■ **Page excerpt**
·····

Customize CSV Read Behavior

Problem

DuckDB’s auto-configuration for CSV reading is not working the way I need it to for some datasets.

Solution

Roll up your sleeves and add some verbosity to the DuckDB CSV reader.

Discussion

DuckDB gives us as much or as little control over how the CSV reader works. Normally, the defaults work well, but we’ve all had one of those CVEs.

The DuckDB online documentation has a wealth of information on all the settings.

One common source of pain is that DuckDB cannot figure out the correct column type due to sampling too few rows. Change sample_size to -1 in a call to read_csv() and DuckDB will scan the entire file/input before making assumptions. You can also change it to an arbitrarily large number.

·····

■ **Problems and tasks**
**a.** Print, word for word, the part of the DuckDB CSV reading text from "Customize CSV Read" to "DuckDB CSV reader.".
**b.** In the DuckDB CSV reading text, what value of sample_size makes DuckDB scan the entire file before deciding on column types?
**c.** Pick up the DuckDB CSV reading text after its last sentence and continue it.

■ **Material supplied**
·····

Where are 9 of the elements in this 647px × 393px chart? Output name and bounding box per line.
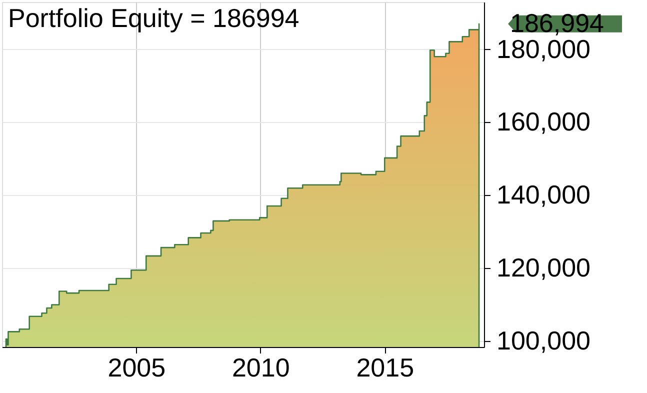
y-tick-label: 160,000 xyxy=(496,106,590,137)
y-tick-label: 100,000 xyxy=(496,325,590,356)
chart-title: Portfolio Equity = 186994 xyxy=(8,3,300,33)
x-tick-label: 2010 xyxy=(232,352,290,382)
text: 186,994 xyxy=(510,8,604,38)
y-tick-label: 120,000 xyxy=(496,252,590,282)
x-tick-label: 2015 xyxy=(356,352,414,382)
y-tick-label: 140,000 xyxy=(496,180,590,210)
x-tick-label: 2005 xyxy=(108,352,166,382)
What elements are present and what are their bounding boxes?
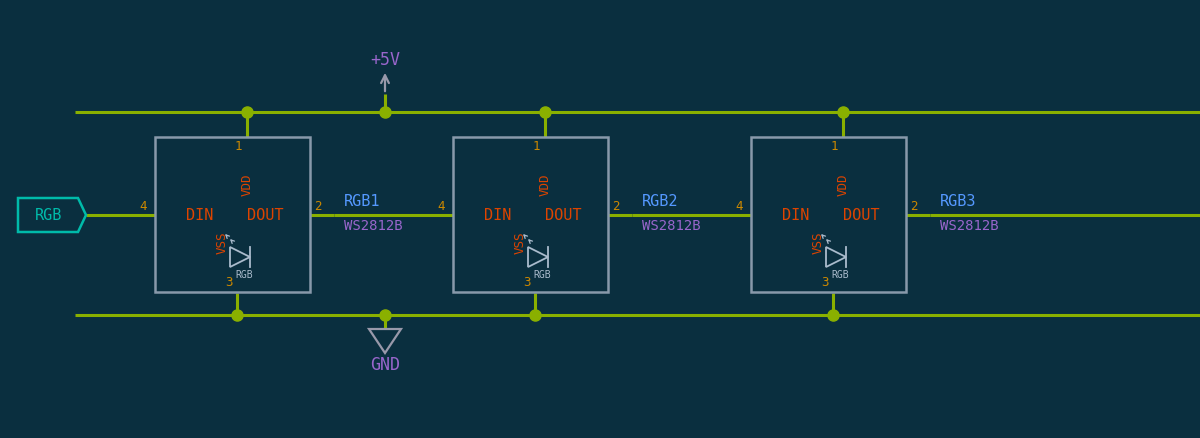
Text: 4: 4 [139,199,148,212]
FancyBboxPatch shape [155,137,310,292]
Text: 1: 1 [830,141,838,153]
Text: 2: 2 [314,199,322,212]
Text: DOUT: DOUT [545,208,581,223]
Text: DIN: DIN [485,208,511,223]
Text: 1: 1 [234,141,242,153]
Text: RGB: RGB [832,270,848,280]
Text: RGB: RGB [235,270,253,280]
Text: 1: 1 [533,141,540,153]
Text: DIN: DIN [782,208,810,223]
Text: VDD: VDD [836,174,850,196]
Text: 2: 2 [910,199,918,212]
Text: DIN: DIN [186,208,214,223]
Text: WS2812B: WS2812B [642,219,701,233]
Text: RGB: RGB [533,270,551,280]
Text: WS2812B: WS2812B [344,219,403,233]
Text: 3: 3 [523,276,530,290]
FancyBboxPatch shape [454,137,608,292]
Text: DOUT: DOUT [247,208,283,223]
Text: WS2812B: WS2812B [940,219,998,233]
Text: RGB3: RGB3 [940,194,977,209]
Text: 4: 4 [736,199,743,212]
Text: +5V: +5V [370,51,400,69]
Text: DOUT: DOUT [842,208,880,223]
Text: 2: 2 [612,199,619,212]
Text: GND: GND [370,356,400,374]
Text: RGB: RGB [35,208,62,223]
Text: RGB1: RGB1 [344,194,380,209]
Text: 3: 3 [822,276,829,290]
Text: RGB2: RGB2 [642,194,678,209]
Text: VDD: VDD [539,174,552,196]
Text: VSS: VSS [514,232,527,254]
Text: VSS: VSS [811,232,824,254]
Text: 3: 3 [226,276,233,290]
Text: VDD: VDD [240,174,253,196]
Text: 4: 4 [438,199,445,212]
Text: VSS: VSS [216,232,228,254]
FancyBboxPatch shape [751,137,906,292]
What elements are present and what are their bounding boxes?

·····

■ **Answers to the exercises**
**a.**
Customize CSV Read Behavior

Problem

DuckDB’s auto-configuration for CSV reading is not working the way I need it to for some datasets.

Solution

Roll up your sleeves and add some verbosity to the DuckDB CSV reader.

**b.** -1

**c.**
Doing either of those value changes may lead to sub-optimal load performance. It may be better to tell DuckDB the column types up-front.

I, for one, do not like columns with mixed case and spaces in the names. Let’s do something about that with our example file, and turn the subscription date into a VARCHAR just for fun:

duckdb <<EOF
FROM read_csv('data/customers-100000.csv', columns = {
  'index': 'BIGINT',
  'customer_id': 'VARCHAR',
  'first_name': 'VARCHAR',
  'last_name': 'VARCHAR',
  'company': 'VARCHAR',
  'city': 'VARCHAR',
  'country': 'VARCHAR',
  'phone_1': 'VARCHAR',
  'phone_2': 'VARCHAR',
  'email': 'VARCHAR',
  'subscription_date': 'VARCHAR',
  'website': 'VARCHAR',
})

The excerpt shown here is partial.